◆ **OBJECTIVE**: The records that follow are to be transcribed in full, without their images.

Begin RECORDS SUPPLIED

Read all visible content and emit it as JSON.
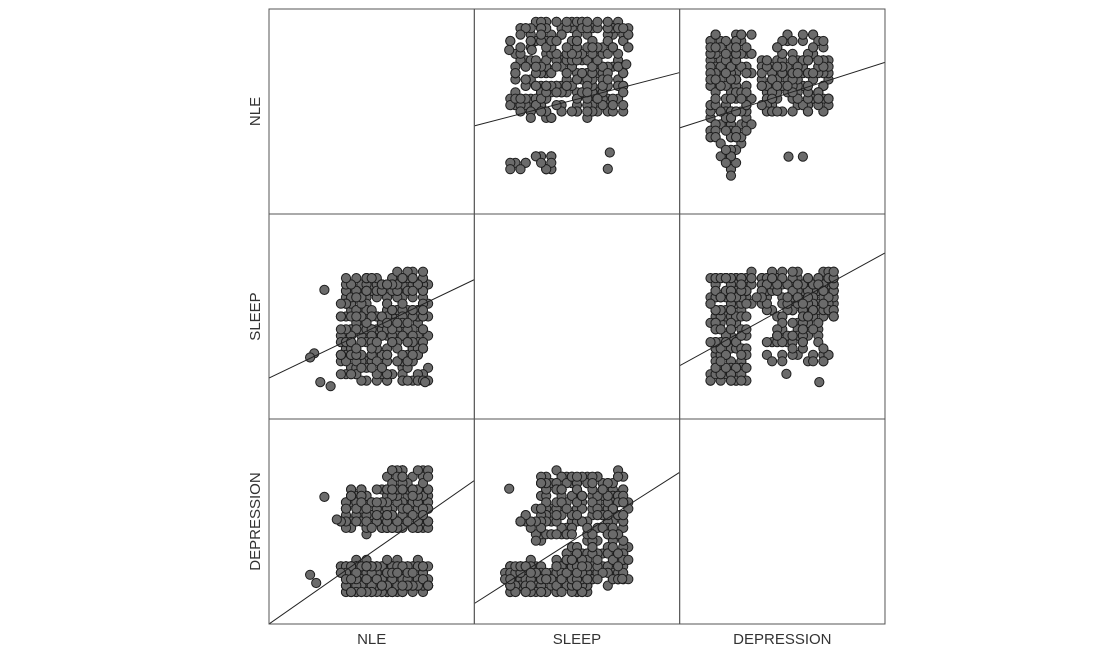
{
  "chart_data": {
    "type": "scatter",
    "subtype": "scatterplot-matrix",
    "variables": [
      "NLE",
      "SLEEP",
      "DEPRESSION"
    ],
    "row_labels": [
      "NLE",
      "SLEEP",
      "DEPRESSION"
    ],
    "col_labels": [
      "NLE",
      "SLEEP",
      "DEPRESSION"
    ],
    "diagonal": "empty",
    "fit_lines": true,
    "grid": false,
    "marker": "filled-circle",
    "colors": {
      "marker_fill": "#6b6b6b",
      "marker_edge": "#1e1e1e",
      "line": "#222222",
      "frame": "#555555"
    },
    "panels": [
      {
        "row": "NLE",
        "col": "SLEEP",
        "x_range": [
          0,
          1
        ],
        "y_range": [
          0,
          1
        ],
        "fit_line": {
          "x": [
            0,
            1
          ],
          "y": [
            0.43,
            0.69
          ]
        },
        "clusters": [
          {
            "x": [
              0.18,
              0.74
            ],
            "y": [
              0.48,
              0.78
            ],
            "n": 230
          },
          {
            "x": [
              0.18,
              0.7
            ],
            "y": [
              0.79,
              0.95
            ],
            "n": 90
          },
          {
            "x": [
              0.16,
              0.4
            ],
            "y": [
              0.2,
              0.3
            ],
            "n": 18
          },
          {
            "x": [
              0.64,
              0.76
            ],
            "y": [
              0.8,
              0.92
            ],
            "n": 12
          }
        ],
        "points": [
          [
            0.17,
            0.8
          ],
          [
            0.28,
            0.8
          ],
          [
            0.66,
            0.3
          ],
          [
            0.65,
            0.22
          ],
          [
            0.74,
            0.73
          ]
        ]
      },
      {
        "row": "NLE",
        "col": "DEPRESSION",
        "x_range": [
          0,
          1
        ],
        "y_range": [
          0,
          1
        ],
        "fit_line": {
          "x": [
            0,
            1
          ],
          "y": [
            0.42,
            0.74
          ]
        },
        "clusters": [
          {
            "x": [
              0.14,
              0.35
            ],
            "y": [
              0.35,
              0.9
            ],
            "n": 170
          },
          {
            "x": [
              0.4,
              0.74
            ],
            "y": [
              0.5,
              0.76
            ],
            "n": 120
          },
          {
            "x": [
              0.46,
              0.7
            ],
            "y": [
              0.68,
              0.88
            ],
            "n": 45
          },
          {
            "x": [
              0.18,
              0.28
            ],
            "y": [
              0.2,
              0.33
            ],
            "n": 14
          }
        ],
        "points": [
          [
            0.53,
            0.28
          ],
          [
            0.6,
            0.28
          ]
        ]
      },
      {
        "row": "SLEEP",
        "col": "NLE",
        "x_range": [
          0,
          1
        ],
        "y_range": [
          0,
          1
        ],
        "fit_line": {
          "x": [
            0,
            1
          ],
          "y": [
            0.2,
            0.68
          ]
        },
        "clusters": [
          {
            "x": [
              0.35,
              0.77
            ],
            "y": [
              0.4,
              0.7
            ],
            "n": 210
          },
          {
            "x": [
              0.35,
              0.77
            ],
            "y": [
              0.18,
              0.4
            ],
            "n": 120
          },
          {
            "x": [
              0.58,
              0.78
            ],
            "y": [
              0.62,
              0.72
            ],
            "n": 20
          }
        ],
        "points": [
          [
            0.27,
            0.63
          ],
          [
            0.22,
            0.32
          ],
          [
            0.2,
            0.3
          ],
          [
            0.25,
            0.18
          ],
          [
            0.3,
            0.16
          ],
          [
            0.76,
            0.18
          ]
        ]
      },
      {
        "row": "SLEEP",
        "col": "DEPRESSION",
        "x_range": [
          0,
          1
        ],
        "y_range": [
          0,
          1
        ],
        "fit_line": {
          "x": [
            0,
            1
          ],
          "y": [
            0.26,
            0.81
          ]
        },
        "clusters": [
          {
            "x": [
              0.15,
              0.32
            ],
            "y": [
              0.18,
              0.7
            ],
            "n": 170
          },
          {
            "x": [
              0.4,
              0.76
            ],
            "y": [
              0.5,
              0.72
            ],
            "n": 150
          },
          {
            "x": [
              0.42,
              0.72
            ],
            "y": [
              0.28,
              0.5
            ],
            "n": 60
          },
          {
            "x": [
              0.3,
              0.38
            ],
            "y": [
              0.55,
              0.72
            ],
            "n": 15
          }
        ],
        "points": [
          [
            0.68,
            0.18
          ],
          [
            0.52,
            0.22
          ]
        ]
      },
      {
        "row": "DEPRESSION",
        "col": "NLE",
        "x_range": [
          0,
          1
        ],
        "y_range": [
          0,
          1
        ],
        "fit_line": {
          "x": [
            0,
            1
          ],
          "y": [
            0.0,
            0.7
          ]
        },
        "clusters": [
          {
            "x": [
              0.35,
              0.78
            ],
            "y": [
              0.15,
              0.3
            ],
            "n": 240
          },
          {
            "x": [
              0.35,
              0.78
            ],
            "y": [
              0.45,
              0.66
            ],
            "n": 160
          },
          {
            "x": [
              0.58,
              0.78
            ],
            "y": [
              0.64,
              0.76
            ],
            "n": 40
          }
        ],
        "points": [
          [
            0.27,
            0.62
          ],
          [
            0.2,
            0.24
          ],
          [
            0.23,
            0.2
          ],
          [
            0.33,
            0.51
          ]
        ]
      },
      {
        "row": "DEPRESSION",
        "col": "SLEEP",
        "x_range": [
          0,
          1
        ],
        "y_range": [
          0,
          1
        ],
        "fit_line": {
          "x": [
            0,
            1
          ],
          "y": [
            0.1,
            0.74
          ]
        },
        "clusters": [
          {
            "x": [
              0.16,
              0.55
            ],
            "y": [
              0.15,
              0.3
            ],
            "n": 170
          },
          {
            "x": [
              0.45,
              0.75
            ],
            "y": [
              0.2,
              0.4
            ],
            "n": 110
          },
          {
            "x": [
              0.3,
              0.75
            ],
            "y": [
              0.42,
              0.74
            ],
            "n": 190
          },
          {
            "x": [
              0.2,
              0.3
            ],
            "y": [
              0.48,
              0.52
            ],
            "n": 10
          }
        ],
        "points": [
          [
            0.17,
            0.66
          ],
          [
            0.72,
            0.22
          ]
        ]
      }
    ]
  }
}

End RECORDS SUPPLIED

◆ **COMPLETED TASK**:
Read all visible content and emit it as JSON.
{
  "chart_data": {
    "type": "scatter",
    "subtype": "scatterplot-matrix",
    "variables": [
      "NLE",
      "SLEEP",
      "DEPRESSION"
    ],
    "row_labels": [
      "NLE",
      "SLEEP",
      "DEPRESSION"
    ],
    "col_labels": [
      "NLE",
      "SLEEP",
      "DEPRESSION"
    ],
    "diagonal": "empty",
    "fit_lines": true,
    "grid": false,
    "marker": "filled-circle",
    "colors": {
      "marker_fill": "#6b6b6b",
      "marker_edge": "#1e1e1e",
      "line": "#222222",
      "frame": "#555555"
    },
    "panels": [
      {
        "row": "NLE",
        "col": "SLEEP",
        "x_range": [
          0,
          1
        ],
        "y_range": [
          0,
          1
        ],
        "fit_line": {
          "x": [
            0,
            1
          ],
          "y": [
            0.43,
            0.69
          ]
        },
        "clusters": [
          {
            "x": [
              0.18,
              0.74
            ],
            "y": [
              0.48,
              0.78
            ],
            "n": 230
          },
          {
            "x": [
              0.18,
              0.7
            ],
            "y": [
              0.79,
              0.95
            ],
            "n": 90
          },
          {
            "x": [
              0.16,
              0.4
            ],
            "y": [
              0.2,
              0.3
            ],
            "n": 18
          },
          {
            "x": [
              0.64,
              0.76
            ],
            "y": [
              0.8,
              0.92
            ],
            "n": 12
          }
        ],
        "points": [
          [
            0.17,
            0.8
          ],
          [
            0.28,
            0.8
          ],
          [
            0.66,
            0.3
          ],
          [
            0.65,
            0.22
          ],
          [
            0.74,
            0.73
          ]
        ]
      },
      {
        "row": "NLE",
        "col": "DEPRESSION",
        "x_range": [
          0,
          1
        ],
        "y_range": [
          0,
          1
        ],
        "fit_line": {
          "x": [
            0,
            1
          ],
          "y": [
            0.42,
            0.74
          ]
        },
        "clusters": [
          {
            "x": [
              0.14,
              0.35
            ],
            "y": [
              0.35,
              0.9
            ],
            "n": 170
          },
          {
            "x": [
              0.4,
              0.74
            ],
            "y": [
              0.5,
              0.76
            ],
            "n": 120
          },
          {
            "x": [
              0.46,
              0.7
            ],
            "y": [
              0.68,
              0.88
            ],
            "n": 45
          },
          {
            "x": [
              0.18,
              0.28
            ],
            "y": [
              0.2,
              0.33
            ],
            "n": 14
          }
        ],
        "points": [
          [
            0.53,
            0.28
          ],
          [
            0.6,
            0.28
          ]
        ]
      },
      {
        "row": "SLEEP",
        "col": "NLE",
        "x_range": [
          0,
          1
        ],
        "y_range": [
          0,
          1
        ],
        "fit_line": {
          "x": [
            0,
            1
          ],
          "y": [
            0.2,
            0.68
          ]
        },
        "clusters": [
          {
            "x": [
              0.35,
              0.77
            ],
            "y": [
              0.4,
              0.7
            ],
            "n": 210
          },
          {
            "x": [
              0.35,
              0.77
            ],
            "y": [
              0.18,
              0.4
            ],
            "n": 120
          },
          {
            "x": [
              0.58,
              0.78
            ],
            "y": [
              0.62,
              0.72
            ],
            "n": 20
          }
        ],
        "points": [
          [
            0.27,
            0.63
          ],
          [
            0.22,
            0.32
          ],
          [
            0.2,
            0.3
          ],
          [
            0.25,
            0.18
          ],
          [
            0.3,
            0.16
          ],
          [
            0.76,
            0.18
          ]
        ]
      },
      {
        "row": "SLEEP",
        "col": "DEPRESSION",
        "x_range": [
          0,
          1
        ],
        "y_range": [
          0,
          1
        ],
        "fit_line": {
          "x": [
            0,
            1
          ],
          "y": [
            0.26,
            0.81
          ]
        },
        "clusters": [
          {
            "x": [
              0.15,
              0.32
            ],
            "y": [
              0.18,
              0.7
            ],
            "n": 170
          },
          {
            "x": [
              0.4,
              0.76
            ],
            "y": [
              0.5,
              0.72
            ],
            "n": 150
          },
          {
            "x": [
              0.42,
              0.72
            ],
            "y": [
              0.28,
              0.5
            ],
            "n": 60
          },
          {
            "x": [
              0.3,
              0.38
            ],
            "y": [
              0.55,
              0.72
            ],
            "n": 15
          }
        ],
        "points": [
          [
            0.68,
            0.18
          ],
          [
            0.52,
            0.22
          ]
        ]
      },
      {
        "row": "DEPRESSION",
        "col": "NLE",
        "x_range": [
          0,
          1
        ],
        "y_range": [
          0,
          1
        ],
        "fit_line": {
          "x": [
            0,
            1
          ],
          "y": [
            0.0,
            0.7
          ]
        },
        "clusters": [
          {
            "x": [
              0.35,
              0.78
            ],
            "y": [
              0.15,
              0.3
            ],
            "n": 240
          },
          {
            "x": [
              0.35,
              0.78
            ],
            "y": [
              0.45,
              0.66
            ],
            "n": 160
          },
          {
            "x": [
              0.58,
              0.78
            ],
            "y": [
              0.64,
              0.76
            ],
            "n": 40
          }
        ],
        "points": [
          [
            0.27,
            0.62
          ],
          [
            0.2,
            0.24
          ],
          [
            0.23,
            0.2
          ],
          [
            0.33,
            0.51
          ]
        ]
      },
      {
        "row": "DEPRESSION",
        "col": "SLEEP",
        "x_range": [
          0,
          1
        ],
        "y_range": [
          0,
          1
        ],
        "fit_line": {
          "x": [
            0,
            1
          ],
          "y": [
            0.1,
            0.74
          ]
        },
        "clusters": [
          {
            "x": [
              0.16,
              0.55
            ],
            "y": [
              0.15,
              0.3
            ],
            "n": 170
          },
          {
            "x": [
              0.45,
              0.75
            ],
            "y": [
              0.2,
              0.4
            ],
            "n": 110
          },
          {
            "x": [
              0.3,
              0.75
            ],
            "y": [
              0.42,
              0.74
            ],
            "n": 190
          },
          {
            "x": [
              0.2,
              0.3
            ],
            "y": [
              0.48,
              0.52
            ],
            "n": 10
          }
        ],
        "points": [
          [
            0.17,
            0.66
          ],
          [
            0.72,
            0.22
          ]
        ]
      }
    ]
  }
}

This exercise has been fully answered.